**Istruzioni operative:**
[1] Rispondi in base al brano sul calcolo del PIL:
(a) A quale anno risale la prima versione del Sistema di contabilità nazionale delle Nazioni Unite?
(b) Entro quale intervallo percentuale varia, per gli Stati Uniti, il contributo del settore pubblico al PIL dal dopoguerra ad oggi?
(c) Da quale periodo gli attivi del settore finanziario iniziarono a crescere?
[2] Elenca tutti gli attivi del settore finanziario citati nel brano sul calcolo del PIL.

**Estratto del documento:**
====================
La terza e ultima tesi sulla creazione del valore che qui richiamo deriva dalle teorie keynesiane: per essa, a differenza dei neoclassici, le spese statali possono contribuire all’espansione dell’economia. Nella prima versione del Sistema di contabilità nazionale delle Nazioni Unite, risalente al 1953 e plasmata da questa tesi, il settore pubblico fu trattato non soltanto in termini di spesa, bensì pure come un fattore di crescita del reddito, il cui contributo al PIL (misurato solo con i salari da esso versati, senza contare gli acquisti statali di beni e servizi da privati) varia per gli Stati Uniti, dal dopoguerra ad oggi, fra l’11 e il 15%[8]. D’altra parte la finanza rientrò nel PIL soltanto come input intermedio, che contribuisce al funzionamento di altri settori economici. Tuttavia, dagli anni Settanta dello scorso secolo, gli attivi del settore finanziario (prestiti, obbligazioni, azioni e derivati bancari) iniziarono a crescere fino a diventare un multiplo dell’economia reale. Ecco che, sulla spinta della natura performativa dell’economics, ciò rovesciò i criteri di calcolo del PIL: mentre il settore pubblico venne riclassificato come improduttivo, nota Mazzucato, la finanza diventò produttiva[9]. La giustificazione avanzata fu che la “intermediazione finanziaria”, svolta dalle banche commerciali, e le “assunzioni di rischi”, affrontate dalle banche d’investimento, sono entrambe attività produttive in quanto muovono il capitale verso un’allocazione efficiente. Quando però, come spesso accade, l’allocazione dei capitali rimane ben lontana dall’efficienza, o addirittura scatena una crisi finanziaria provocando gravi perdite, il settore finanziario non perde la produttività che gli è stata conferita e non viene tolto dal calcolo del PIL[10].
====================
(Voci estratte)
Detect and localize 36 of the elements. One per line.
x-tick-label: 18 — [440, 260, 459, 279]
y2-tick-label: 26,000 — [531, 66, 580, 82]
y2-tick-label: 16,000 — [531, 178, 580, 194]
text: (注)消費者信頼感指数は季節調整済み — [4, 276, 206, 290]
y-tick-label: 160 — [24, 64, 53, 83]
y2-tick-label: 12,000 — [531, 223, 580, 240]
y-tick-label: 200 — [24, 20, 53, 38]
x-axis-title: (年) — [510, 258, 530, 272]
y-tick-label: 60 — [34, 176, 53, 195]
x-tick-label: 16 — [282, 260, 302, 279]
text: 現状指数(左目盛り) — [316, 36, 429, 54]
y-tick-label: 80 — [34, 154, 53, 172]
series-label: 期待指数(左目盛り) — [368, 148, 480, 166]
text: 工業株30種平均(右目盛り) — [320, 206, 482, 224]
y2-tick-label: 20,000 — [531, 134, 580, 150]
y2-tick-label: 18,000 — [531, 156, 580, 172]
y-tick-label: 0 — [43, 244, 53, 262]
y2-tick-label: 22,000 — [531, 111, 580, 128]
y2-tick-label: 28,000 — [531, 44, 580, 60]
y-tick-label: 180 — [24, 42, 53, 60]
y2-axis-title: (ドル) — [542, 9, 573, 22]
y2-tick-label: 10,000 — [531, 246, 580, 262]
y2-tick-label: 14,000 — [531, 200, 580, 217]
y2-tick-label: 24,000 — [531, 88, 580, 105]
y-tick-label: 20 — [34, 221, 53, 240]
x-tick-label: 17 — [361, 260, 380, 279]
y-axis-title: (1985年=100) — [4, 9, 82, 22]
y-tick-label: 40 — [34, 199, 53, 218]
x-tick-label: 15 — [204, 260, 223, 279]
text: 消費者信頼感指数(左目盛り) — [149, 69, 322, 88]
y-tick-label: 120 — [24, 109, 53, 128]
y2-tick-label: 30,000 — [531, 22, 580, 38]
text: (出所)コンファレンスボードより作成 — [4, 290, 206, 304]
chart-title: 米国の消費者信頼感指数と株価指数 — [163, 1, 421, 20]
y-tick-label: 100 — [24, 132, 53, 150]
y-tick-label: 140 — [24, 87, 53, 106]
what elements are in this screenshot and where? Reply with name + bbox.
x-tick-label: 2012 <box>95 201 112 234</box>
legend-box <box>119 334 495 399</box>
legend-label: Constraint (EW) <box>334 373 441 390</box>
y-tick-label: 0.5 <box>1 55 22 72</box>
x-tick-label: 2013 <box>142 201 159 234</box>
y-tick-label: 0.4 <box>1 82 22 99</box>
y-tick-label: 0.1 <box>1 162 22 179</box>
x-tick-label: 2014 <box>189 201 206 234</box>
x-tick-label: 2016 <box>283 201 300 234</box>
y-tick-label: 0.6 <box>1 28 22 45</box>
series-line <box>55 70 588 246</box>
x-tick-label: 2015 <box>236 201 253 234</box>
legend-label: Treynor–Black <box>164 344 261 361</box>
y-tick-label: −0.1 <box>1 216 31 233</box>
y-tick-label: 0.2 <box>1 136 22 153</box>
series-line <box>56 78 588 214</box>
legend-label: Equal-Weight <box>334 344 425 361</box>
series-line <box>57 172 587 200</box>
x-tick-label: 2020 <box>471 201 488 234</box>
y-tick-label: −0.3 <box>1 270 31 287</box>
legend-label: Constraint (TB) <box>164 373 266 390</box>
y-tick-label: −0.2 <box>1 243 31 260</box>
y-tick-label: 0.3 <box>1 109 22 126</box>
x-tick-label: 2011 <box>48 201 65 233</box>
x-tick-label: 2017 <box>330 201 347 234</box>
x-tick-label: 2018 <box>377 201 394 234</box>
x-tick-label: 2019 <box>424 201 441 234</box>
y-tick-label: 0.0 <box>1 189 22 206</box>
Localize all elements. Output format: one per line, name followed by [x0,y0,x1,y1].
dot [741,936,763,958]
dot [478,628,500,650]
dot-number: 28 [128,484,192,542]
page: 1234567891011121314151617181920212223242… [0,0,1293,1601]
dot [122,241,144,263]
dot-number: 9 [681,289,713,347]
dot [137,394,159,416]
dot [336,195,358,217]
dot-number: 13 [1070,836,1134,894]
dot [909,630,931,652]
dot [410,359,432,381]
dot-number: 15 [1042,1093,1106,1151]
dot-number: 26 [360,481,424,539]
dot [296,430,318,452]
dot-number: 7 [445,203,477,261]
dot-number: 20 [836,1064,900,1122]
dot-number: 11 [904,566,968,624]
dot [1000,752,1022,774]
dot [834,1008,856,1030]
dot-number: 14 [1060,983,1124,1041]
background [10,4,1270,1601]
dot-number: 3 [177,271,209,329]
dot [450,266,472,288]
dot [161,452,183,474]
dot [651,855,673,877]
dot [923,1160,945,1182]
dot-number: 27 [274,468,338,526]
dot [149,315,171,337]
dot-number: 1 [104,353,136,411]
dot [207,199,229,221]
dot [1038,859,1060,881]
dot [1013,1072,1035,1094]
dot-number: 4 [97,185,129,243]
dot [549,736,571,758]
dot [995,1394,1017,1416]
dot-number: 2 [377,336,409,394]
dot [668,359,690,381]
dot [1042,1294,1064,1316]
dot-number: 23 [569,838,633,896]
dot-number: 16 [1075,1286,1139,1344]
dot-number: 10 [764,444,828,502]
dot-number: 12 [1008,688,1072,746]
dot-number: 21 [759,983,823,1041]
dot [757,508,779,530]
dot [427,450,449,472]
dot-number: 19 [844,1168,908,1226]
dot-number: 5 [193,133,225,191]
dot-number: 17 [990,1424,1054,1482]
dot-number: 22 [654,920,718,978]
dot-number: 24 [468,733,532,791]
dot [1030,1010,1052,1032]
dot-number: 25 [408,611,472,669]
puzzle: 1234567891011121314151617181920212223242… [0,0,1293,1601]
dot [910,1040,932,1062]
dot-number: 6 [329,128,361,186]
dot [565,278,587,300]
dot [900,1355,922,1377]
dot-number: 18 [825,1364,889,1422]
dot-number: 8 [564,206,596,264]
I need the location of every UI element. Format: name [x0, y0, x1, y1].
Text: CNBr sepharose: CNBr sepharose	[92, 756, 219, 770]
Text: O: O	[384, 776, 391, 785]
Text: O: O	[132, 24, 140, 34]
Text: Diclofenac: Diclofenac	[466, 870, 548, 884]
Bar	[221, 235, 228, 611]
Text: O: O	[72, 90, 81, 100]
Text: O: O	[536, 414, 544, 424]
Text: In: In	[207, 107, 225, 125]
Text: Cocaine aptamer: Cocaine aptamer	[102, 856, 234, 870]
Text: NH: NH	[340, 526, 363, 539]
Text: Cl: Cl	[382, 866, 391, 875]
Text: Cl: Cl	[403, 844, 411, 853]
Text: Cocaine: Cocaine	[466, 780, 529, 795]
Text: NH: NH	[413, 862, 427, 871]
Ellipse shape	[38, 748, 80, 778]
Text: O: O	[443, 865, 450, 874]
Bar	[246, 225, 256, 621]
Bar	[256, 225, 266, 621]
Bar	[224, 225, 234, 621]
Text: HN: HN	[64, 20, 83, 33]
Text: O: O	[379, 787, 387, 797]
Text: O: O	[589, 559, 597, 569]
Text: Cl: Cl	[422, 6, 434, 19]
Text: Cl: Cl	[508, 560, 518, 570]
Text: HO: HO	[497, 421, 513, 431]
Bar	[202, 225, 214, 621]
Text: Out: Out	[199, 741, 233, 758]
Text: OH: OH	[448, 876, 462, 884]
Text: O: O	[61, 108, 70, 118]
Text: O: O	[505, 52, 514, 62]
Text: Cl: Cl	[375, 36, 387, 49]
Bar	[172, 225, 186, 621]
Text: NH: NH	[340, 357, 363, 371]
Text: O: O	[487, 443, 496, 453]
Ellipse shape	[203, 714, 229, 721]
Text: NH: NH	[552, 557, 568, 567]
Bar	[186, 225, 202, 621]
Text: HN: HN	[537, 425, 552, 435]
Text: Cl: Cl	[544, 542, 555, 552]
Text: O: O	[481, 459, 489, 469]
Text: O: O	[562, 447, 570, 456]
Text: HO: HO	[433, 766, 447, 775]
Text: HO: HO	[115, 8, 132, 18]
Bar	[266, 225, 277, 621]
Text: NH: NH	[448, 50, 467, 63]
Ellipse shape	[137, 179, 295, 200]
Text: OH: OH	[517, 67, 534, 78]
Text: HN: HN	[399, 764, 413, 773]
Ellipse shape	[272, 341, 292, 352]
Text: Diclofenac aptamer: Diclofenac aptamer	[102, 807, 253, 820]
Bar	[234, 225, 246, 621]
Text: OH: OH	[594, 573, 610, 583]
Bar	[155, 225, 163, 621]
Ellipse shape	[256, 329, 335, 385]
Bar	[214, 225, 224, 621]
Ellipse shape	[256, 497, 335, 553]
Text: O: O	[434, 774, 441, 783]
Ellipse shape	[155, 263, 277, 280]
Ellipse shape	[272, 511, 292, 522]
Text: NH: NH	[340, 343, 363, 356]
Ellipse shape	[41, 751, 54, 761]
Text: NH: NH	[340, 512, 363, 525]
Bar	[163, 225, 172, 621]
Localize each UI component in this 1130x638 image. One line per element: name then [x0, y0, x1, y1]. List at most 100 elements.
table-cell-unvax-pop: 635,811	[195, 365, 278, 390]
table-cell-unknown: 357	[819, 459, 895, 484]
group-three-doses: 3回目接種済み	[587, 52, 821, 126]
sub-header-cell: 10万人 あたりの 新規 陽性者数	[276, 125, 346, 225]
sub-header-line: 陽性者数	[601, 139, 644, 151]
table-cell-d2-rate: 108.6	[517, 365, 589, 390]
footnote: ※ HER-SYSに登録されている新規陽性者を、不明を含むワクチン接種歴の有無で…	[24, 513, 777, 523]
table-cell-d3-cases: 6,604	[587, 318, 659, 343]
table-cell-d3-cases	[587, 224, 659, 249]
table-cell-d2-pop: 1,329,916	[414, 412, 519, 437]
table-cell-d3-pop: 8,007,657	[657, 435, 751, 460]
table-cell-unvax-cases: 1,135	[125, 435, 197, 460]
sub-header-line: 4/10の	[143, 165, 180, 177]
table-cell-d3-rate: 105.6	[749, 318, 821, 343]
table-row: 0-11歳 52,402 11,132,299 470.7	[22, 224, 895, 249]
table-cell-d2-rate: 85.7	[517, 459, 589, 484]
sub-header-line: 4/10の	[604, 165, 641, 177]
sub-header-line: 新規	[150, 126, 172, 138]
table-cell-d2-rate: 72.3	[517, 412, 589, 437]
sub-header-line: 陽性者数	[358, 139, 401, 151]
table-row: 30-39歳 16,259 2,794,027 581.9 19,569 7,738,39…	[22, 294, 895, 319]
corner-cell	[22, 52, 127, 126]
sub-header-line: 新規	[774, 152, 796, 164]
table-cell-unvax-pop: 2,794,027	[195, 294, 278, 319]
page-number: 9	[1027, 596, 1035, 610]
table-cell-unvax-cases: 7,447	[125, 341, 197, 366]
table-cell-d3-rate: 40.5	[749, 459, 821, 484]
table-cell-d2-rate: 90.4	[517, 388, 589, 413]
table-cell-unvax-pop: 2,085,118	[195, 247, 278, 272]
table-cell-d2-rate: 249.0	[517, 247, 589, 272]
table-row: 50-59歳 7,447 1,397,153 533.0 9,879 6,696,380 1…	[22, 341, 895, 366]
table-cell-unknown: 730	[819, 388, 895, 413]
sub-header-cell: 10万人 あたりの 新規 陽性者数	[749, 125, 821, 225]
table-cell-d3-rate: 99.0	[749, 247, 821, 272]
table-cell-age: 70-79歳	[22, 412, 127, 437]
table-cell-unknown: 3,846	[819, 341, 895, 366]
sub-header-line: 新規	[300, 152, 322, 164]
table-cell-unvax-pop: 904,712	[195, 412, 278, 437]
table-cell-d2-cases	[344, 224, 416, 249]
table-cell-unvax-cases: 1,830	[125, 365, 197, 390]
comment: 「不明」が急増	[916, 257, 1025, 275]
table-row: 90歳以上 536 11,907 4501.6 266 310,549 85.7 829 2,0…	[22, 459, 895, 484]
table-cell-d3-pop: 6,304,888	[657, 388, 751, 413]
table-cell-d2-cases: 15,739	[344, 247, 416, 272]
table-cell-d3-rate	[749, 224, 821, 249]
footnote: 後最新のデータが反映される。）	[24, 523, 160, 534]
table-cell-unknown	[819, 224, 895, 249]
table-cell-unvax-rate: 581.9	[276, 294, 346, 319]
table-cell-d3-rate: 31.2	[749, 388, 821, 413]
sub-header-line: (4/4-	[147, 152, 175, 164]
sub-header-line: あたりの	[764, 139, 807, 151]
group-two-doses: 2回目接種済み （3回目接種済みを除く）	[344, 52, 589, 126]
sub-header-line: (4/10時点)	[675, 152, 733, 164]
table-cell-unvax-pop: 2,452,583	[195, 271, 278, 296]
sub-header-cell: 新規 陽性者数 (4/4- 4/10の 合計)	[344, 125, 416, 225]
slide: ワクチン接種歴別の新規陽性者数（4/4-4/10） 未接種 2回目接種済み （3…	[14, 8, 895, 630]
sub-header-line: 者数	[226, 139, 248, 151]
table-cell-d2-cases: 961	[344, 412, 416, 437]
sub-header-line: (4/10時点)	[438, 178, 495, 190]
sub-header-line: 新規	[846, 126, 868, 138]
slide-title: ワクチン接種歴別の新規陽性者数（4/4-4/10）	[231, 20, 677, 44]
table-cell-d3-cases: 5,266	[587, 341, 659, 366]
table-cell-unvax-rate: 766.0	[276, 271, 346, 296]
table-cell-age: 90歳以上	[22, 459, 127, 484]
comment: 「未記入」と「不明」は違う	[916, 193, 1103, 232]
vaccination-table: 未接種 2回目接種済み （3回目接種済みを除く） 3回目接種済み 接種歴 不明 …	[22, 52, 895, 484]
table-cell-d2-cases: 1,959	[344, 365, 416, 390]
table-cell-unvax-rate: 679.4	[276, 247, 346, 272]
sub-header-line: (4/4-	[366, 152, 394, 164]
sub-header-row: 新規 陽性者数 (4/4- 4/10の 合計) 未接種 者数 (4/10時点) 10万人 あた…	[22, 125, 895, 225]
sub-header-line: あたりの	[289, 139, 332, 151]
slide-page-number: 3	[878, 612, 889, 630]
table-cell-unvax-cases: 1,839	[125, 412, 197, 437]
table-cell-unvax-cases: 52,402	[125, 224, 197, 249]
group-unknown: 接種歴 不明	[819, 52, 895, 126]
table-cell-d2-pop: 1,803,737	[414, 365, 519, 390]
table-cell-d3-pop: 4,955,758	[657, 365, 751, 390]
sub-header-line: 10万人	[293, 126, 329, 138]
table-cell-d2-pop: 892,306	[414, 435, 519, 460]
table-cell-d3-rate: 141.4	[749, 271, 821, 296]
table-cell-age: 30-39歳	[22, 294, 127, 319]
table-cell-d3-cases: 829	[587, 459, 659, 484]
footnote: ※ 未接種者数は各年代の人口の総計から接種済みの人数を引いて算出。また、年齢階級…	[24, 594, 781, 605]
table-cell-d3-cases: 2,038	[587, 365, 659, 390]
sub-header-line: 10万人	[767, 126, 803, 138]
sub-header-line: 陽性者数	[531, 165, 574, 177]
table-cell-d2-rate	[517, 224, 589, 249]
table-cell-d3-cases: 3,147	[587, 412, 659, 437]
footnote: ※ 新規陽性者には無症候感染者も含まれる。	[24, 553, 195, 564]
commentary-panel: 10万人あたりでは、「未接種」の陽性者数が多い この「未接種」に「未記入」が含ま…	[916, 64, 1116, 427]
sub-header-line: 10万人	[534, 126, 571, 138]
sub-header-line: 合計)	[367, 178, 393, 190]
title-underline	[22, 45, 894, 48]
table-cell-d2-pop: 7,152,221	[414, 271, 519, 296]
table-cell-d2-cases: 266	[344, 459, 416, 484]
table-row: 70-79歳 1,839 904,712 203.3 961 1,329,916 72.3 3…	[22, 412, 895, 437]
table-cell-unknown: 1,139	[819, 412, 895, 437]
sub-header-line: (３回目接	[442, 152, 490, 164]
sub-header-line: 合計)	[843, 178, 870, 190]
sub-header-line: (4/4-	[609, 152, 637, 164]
====================
**Risposte per compito:**
[1]
(a) Al 1953.
(b) Fra l’11 e il 15%.
(c) Dagli anni Settanta dello scorso secolo.

[2]
- prestiti
- obbligazioni
- azioni
- derivati bancari